Find the lines that hold "Meal". Report only how many there are.

::::::::

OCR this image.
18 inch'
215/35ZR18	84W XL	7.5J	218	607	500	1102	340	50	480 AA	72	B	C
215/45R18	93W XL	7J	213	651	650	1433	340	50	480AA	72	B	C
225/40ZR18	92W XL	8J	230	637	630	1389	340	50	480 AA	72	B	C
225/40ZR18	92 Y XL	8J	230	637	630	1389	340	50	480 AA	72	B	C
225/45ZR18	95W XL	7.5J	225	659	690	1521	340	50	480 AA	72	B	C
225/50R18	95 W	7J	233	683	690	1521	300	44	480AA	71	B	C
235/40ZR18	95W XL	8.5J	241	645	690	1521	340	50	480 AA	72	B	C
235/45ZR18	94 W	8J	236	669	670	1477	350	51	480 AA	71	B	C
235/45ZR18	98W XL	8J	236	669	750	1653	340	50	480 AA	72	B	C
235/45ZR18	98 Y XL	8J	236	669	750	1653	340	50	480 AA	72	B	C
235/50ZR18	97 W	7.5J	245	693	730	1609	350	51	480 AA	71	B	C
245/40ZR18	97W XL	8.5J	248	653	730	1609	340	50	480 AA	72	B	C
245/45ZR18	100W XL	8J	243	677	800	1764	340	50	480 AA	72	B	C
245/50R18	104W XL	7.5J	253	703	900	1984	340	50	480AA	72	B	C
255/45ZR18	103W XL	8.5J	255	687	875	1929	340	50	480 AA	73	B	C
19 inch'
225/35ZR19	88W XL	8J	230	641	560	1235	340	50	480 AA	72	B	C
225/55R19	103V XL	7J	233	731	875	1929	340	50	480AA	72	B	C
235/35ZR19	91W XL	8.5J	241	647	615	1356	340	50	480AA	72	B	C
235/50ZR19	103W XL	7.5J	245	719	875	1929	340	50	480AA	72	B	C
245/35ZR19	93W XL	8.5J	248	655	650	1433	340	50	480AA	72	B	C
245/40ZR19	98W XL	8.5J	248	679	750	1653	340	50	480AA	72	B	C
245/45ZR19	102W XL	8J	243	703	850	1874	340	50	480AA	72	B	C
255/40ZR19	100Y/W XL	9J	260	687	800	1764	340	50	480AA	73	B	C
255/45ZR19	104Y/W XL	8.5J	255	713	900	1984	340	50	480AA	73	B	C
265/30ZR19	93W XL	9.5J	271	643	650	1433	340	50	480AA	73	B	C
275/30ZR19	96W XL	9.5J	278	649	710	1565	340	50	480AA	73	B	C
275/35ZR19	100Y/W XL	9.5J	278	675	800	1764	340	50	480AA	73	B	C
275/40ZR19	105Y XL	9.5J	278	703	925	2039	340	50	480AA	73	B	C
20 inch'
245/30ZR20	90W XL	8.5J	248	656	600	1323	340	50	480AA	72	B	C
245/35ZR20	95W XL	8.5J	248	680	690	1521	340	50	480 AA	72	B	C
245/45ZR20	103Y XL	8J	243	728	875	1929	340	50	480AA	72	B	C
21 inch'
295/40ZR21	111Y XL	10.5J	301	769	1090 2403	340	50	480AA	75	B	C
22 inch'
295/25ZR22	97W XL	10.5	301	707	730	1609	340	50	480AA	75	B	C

::::::::

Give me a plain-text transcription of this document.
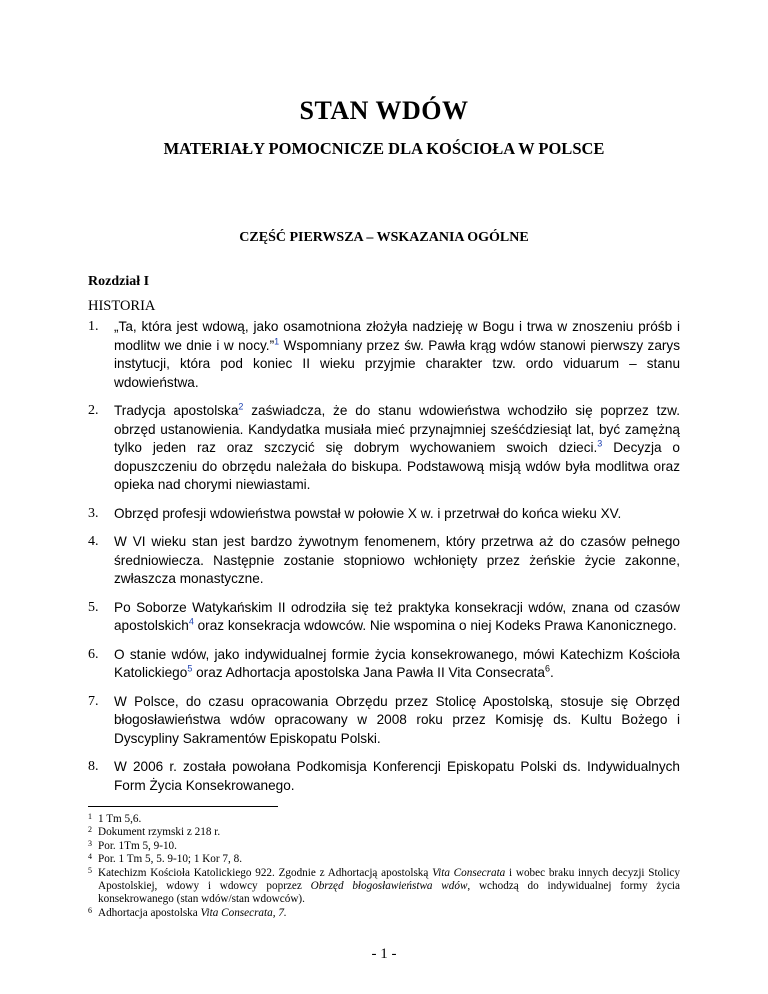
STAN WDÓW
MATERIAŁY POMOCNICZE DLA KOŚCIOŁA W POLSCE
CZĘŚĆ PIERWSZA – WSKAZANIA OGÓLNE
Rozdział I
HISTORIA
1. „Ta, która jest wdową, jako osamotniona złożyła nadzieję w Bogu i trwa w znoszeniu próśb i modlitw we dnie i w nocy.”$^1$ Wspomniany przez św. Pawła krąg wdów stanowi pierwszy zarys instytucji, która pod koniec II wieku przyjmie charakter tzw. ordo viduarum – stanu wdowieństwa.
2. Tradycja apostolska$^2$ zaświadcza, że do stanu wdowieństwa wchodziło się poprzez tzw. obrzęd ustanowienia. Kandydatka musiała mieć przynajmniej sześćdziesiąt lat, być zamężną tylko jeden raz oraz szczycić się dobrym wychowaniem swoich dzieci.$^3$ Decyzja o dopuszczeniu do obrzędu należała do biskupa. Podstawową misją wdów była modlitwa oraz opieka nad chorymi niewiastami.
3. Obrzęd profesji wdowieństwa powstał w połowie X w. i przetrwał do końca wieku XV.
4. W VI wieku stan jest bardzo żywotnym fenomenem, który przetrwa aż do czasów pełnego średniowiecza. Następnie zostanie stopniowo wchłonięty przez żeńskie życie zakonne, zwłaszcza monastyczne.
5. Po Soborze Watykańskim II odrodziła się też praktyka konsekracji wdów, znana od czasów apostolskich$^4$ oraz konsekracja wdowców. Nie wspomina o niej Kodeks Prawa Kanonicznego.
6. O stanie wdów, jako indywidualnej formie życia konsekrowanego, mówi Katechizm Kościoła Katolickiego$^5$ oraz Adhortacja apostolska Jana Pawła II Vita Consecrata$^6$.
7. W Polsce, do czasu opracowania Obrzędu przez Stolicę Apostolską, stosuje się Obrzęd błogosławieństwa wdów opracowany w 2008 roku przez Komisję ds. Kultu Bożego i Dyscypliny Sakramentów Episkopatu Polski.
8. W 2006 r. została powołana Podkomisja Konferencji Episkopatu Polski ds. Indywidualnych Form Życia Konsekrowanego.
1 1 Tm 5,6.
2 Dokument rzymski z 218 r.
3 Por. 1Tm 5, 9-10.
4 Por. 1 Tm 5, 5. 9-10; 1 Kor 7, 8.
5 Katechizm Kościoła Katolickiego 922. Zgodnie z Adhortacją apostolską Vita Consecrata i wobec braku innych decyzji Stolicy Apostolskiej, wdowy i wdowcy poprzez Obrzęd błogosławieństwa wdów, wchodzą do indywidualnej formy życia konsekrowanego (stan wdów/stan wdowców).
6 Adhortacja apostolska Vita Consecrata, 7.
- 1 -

::::::::

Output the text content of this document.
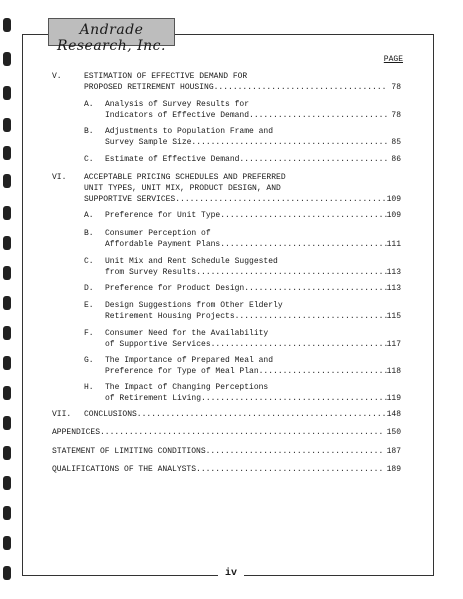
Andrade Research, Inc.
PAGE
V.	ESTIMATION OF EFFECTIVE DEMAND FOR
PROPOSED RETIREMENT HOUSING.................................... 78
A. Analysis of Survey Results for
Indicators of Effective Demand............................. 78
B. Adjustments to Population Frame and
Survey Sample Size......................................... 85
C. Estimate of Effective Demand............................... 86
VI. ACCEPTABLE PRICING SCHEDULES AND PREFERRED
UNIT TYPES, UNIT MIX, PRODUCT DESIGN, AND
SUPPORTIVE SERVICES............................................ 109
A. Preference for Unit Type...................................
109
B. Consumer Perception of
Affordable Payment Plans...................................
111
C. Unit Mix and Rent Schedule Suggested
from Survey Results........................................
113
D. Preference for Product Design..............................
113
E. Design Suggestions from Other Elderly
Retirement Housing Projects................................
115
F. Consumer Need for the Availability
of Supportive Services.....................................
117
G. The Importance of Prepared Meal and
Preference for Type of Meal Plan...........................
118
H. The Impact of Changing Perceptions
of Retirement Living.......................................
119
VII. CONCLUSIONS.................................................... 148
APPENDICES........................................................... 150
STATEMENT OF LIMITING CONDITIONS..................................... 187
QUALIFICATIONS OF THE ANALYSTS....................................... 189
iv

::::::::

• Complete response
2